- Data records:
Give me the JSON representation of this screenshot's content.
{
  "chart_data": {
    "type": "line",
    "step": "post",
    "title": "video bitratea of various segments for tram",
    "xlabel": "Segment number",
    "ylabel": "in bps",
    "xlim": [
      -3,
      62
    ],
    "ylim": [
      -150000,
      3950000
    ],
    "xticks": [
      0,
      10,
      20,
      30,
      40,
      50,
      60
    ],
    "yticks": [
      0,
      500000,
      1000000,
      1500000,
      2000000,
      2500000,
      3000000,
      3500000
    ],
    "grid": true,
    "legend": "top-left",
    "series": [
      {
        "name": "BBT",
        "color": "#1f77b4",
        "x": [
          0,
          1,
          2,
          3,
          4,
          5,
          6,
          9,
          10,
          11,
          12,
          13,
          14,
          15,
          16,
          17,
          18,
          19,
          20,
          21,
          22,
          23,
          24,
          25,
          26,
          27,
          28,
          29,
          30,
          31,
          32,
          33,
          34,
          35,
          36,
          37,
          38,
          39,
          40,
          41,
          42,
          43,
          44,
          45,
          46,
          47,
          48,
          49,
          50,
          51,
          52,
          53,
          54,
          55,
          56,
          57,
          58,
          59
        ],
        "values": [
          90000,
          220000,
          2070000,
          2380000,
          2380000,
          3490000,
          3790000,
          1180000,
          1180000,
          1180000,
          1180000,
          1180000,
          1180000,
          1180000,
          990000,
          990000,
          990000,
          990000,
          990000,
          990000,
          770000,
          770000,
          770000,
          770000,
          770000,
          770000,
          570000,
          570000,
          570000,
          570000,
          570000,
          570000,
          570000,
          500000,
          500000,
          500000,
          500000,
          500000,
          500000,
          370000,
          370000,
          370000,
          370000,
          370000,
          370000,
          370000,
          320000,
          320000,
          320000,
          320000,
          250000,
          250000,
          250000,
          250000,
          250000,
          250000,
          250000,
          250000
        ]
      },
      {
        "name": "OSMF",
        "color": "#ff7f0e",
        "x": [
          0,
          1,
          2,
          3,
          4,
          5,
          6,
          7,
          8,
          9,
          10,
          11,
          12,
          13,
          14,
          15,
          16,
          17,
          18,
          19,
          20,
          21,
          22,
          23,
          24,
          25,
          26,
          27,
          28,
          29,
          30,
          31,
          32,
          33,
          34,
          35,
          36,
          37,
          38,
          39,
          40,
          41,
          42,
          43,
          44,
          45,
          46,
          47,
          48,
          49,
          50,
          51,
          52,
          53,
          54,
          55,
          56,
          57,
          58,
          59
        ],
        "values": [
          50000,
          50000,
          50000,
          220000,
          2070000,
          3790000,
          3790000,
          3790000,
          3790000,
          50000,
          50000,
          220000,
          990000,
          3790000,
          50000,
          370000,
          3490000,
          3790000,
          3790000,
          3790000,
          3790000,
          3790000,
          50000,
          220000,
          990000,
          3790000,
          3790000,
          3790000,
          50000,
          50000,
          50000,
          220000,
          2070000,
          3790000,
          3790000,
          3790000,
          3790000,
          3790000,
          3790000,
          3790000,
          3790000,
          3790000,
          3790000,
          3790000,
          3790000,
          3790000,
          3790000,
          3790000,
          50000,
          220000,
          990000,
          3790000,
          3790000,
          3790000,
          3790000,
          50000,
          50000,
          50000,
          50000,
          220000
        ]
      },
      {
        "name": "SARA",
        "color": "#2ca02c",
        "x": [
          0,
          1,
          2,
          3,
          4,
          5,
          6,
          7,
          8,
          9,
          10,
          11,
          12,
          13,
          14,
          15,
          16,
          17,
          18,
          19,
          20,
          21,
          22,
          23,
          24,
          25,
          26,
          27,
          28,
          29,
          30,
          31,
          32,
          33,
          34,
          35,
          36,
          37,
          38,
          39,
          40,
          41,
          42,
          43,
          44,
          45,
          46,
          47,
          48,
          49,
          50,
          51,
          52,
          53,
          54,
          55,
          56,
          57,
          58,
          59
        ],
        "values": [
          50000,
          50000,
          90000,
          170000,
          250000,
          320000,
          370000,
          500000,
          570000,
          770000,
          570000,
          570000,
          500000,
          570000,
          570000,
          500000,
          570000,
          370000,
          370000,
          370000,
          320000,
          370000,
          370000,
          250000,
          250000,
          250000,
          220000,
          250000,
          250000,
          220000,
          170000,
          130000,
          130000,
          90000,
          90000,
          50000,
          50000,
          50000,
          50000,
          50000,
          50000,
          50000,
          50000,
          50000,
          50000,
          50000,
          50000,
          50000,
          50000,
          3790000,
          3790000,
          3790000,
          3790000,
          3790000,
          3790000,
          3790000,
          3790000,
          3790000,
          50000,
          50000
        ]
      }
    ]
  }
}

- Do this: In the listing, find every line containing the word "color" and list it.

- Answer to this task:
        "color": "#1f77b4",
        "color": "#ff7f0e",
        "color": "#2ca02c",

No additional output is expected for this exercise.